Aim:
Scan the material below for the string "кормов", and copy every line where it shows up.

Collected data
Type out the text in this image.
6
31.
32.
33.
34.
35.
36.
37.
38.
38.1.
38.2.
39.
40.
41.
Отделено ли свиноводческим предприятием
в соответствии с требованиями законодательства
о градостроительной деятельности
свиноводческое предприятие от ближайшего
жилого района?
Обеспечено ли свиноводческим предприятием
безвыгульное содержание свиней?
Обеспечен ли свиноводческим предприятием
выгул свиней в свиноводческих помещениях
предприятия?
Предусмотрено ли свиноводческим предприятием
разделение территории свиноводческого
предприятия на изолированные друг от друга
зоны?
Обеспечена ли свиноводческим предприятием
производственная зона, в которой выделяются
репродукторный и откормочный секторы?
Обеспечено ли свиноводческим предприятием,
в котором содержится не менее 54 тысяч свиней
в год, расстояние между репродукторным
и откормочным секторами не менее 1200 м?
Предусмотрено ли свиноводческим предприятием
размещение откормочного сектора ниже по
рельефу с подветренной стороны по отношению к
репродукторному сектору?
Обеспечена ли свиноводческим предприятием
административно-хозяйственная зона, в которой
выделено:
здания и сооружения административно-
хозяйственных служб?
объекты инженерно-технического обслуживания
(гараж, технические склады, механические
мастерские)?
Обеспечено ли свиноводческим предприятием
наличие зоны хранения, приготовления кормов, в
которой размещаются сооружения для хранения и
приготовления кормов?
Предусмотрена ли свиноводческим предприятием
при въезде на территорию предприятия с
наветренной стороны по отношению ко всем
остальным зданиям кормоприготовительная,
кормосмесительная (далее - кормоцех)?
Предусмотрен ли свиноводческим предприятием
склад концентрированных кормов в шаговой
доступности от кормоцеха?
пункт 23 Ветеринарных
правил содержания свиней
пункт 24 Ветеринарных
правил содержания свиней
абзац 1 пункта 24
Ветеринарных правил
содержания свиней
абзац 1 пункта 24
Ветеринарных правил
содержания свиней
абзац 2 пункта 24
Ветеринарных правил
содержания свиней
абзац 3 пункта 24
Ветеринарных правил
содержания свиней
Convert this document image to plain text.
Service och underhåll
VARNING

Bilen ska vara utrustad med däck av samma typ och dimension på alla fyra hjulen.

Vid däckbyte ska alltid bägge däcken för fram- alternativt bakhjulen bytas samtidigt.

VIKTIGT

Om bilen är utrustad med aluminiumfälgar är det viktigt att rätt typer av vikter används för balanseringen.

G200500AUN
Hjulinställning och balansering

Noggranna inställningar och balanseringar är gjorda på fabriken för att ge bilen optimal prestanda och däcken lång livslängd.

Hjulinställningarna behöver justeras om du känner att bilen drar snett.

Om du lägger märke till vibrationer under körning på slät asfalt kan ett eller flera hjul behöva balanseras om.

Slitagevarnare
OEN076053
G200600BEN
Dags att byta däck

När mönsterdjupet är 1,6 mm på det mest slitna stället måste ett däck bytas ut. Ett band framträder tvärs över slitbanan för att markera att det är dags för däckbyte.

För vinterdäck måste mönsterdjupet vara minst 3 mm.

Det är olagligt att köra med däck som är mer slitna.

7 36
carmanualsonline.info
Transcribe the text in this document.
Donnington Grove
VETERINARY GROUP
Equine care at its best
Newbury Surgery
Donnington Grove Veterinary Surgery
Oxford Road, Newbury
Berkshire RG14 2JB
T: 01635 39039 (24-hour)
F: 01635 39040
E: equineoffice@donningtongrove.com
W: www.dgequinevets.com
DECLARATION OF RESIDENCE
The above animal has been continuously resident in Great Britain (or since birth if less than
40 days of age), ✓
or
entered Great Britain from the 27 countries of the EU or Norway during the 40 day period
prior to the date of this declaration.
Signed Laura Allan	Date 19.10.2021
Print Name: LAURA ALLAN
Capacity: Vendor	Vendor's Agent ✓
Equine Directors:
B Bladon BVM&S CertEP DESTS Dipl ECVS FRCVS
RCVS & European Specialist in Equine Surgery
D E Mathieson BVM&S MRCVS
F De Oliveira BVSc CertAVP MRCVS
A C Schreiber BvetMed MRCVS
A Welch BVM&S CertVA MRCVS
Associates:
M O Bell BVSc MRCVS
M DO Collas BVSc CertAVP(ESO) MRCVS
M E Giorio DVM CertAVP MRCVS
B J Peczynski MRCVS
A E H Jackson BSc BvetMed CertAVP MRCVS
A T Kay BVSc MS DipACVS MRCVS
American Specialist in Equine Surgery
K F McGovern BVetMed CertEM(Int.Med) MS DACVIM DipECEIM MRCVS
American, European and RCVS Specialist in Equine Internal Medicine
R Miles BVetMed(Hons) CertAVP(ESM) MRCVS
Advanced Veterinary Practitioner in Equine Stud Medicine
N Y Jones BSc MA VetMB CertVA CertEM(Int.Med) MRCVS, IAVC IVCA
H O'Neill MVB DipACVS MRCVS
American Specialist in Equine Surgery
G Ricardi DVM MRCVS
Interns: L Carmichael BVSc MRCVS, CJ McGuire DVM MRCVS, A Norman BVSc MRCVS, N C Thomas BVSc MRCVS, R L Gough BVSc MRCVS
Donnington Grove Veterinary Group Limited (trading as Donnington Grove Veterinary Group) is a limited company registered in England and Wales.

Exercise solution:
наличие зоны хранения, приготовления кормов, в
приготовления кормов?
склад концентрированных кормов в шаговой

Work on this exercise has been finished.